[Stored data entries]
────────────────────────────────────────
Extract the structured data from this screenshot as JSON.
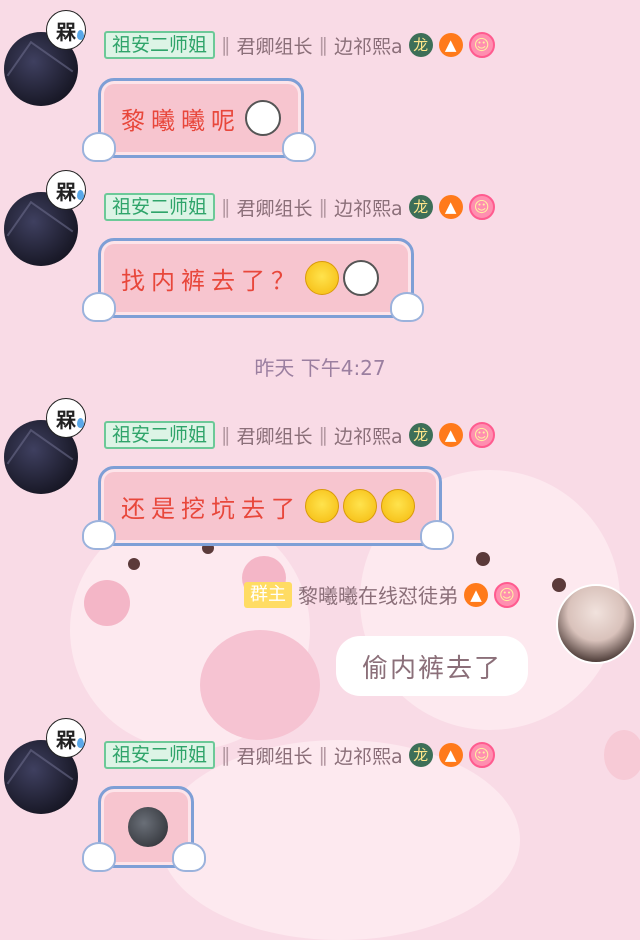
{
  "messages": [
    {
      "badge": "槑",
      "name": "祖安二师姐",
      "title1": "君卿组长",
      "title2": "边祁熙a",
      "text": "黎曦曦呢"
    },
    {
      "badge": "槑",
      "name": "祖安二师姐",
      "title1": "君卿组长",
      "title2": "边祁熙a",
      "text": "找内裤去了？"
    },
    {
      "badge": "槑",
      "name": "祖安二师姐",
      "title1": "君卿组长",
      "title2": "边祁熙a",
      "text": "还是挖坑去了"
    },
    {
      "badge": "槑",
      "name": "祖安二师姐",
      "title1": "君卿组长",
      "title2": "边祁熙a",
      "text": ""
    }
  ],
  "separator": "‖",
  "timestamp": "昨天 下午4:27",
  "owner_message": {
    "tag": "群主",
    "name": "黎曦曦在线怼徒弟",
    "text": "偷内裤去了"
  },
  "icons": {
    "dragon": "dragon-icon",
    "fire": "fire-icon",
    "flower": "flower-badge-icon",
    "moon": "dark-moon-emoji",
    "smile": "smile-emoji",
    "tea": "tea-face-emoji"
  }
}
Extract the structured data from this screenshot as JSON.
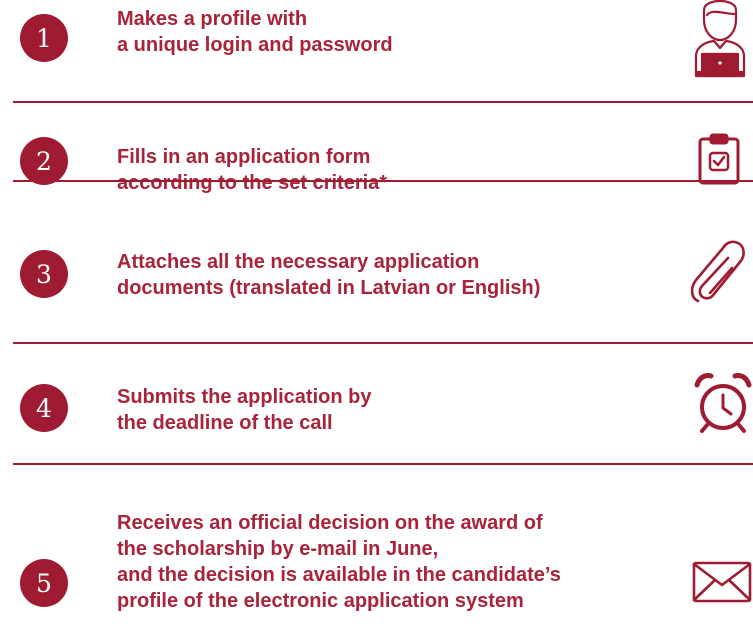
{
  "accent_color": "#9e1b32",
  "steps": [
    {
      "number": "1",
      "lines": [
        "Makes a profile with",
        "a unique login and password"
      ],
      "icon": "user-laptop-icon"
    },
    {
      "number": "2",
      "lines": [
        "Fills in an application form",
        "according to the set criteria*"
      ],
      "icon": "clipboard-check-icon"
    },
    {
      "number": "3",
      "lines": [
        "Attaches all the necessary application",
        "documents (translated in Latvian or English)"
      ],
      "icon": "paperclip-icon"
    },
    {
      "number": "4",
      "lines": [
        "Submits the application by",
        "the deadline of the call"
      ],
      "icon": "alarm-clock-icon"
    },
    {
      "number": "5",
      "lines": [
        "Receives an official decision on the award of",
        "the scholarship by e-mail in June,",
        "and the decision is available in the candidate’s",
        "profile of the electronic application system"
      ],
      "icon": "envelope-icon"
    }
  ]
}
────────────────────────────────────────
**DIRECTIONS FOR THIS TASK:** Show, from the material above, each line that includes the string "text".

**FULL SOLUTION:**
      "text": "黎曦曦呢"
      "text": "找内裤去了？"
      "text": "还是挖坑去了"
      "text": ""
    "text": "偷内裤去了"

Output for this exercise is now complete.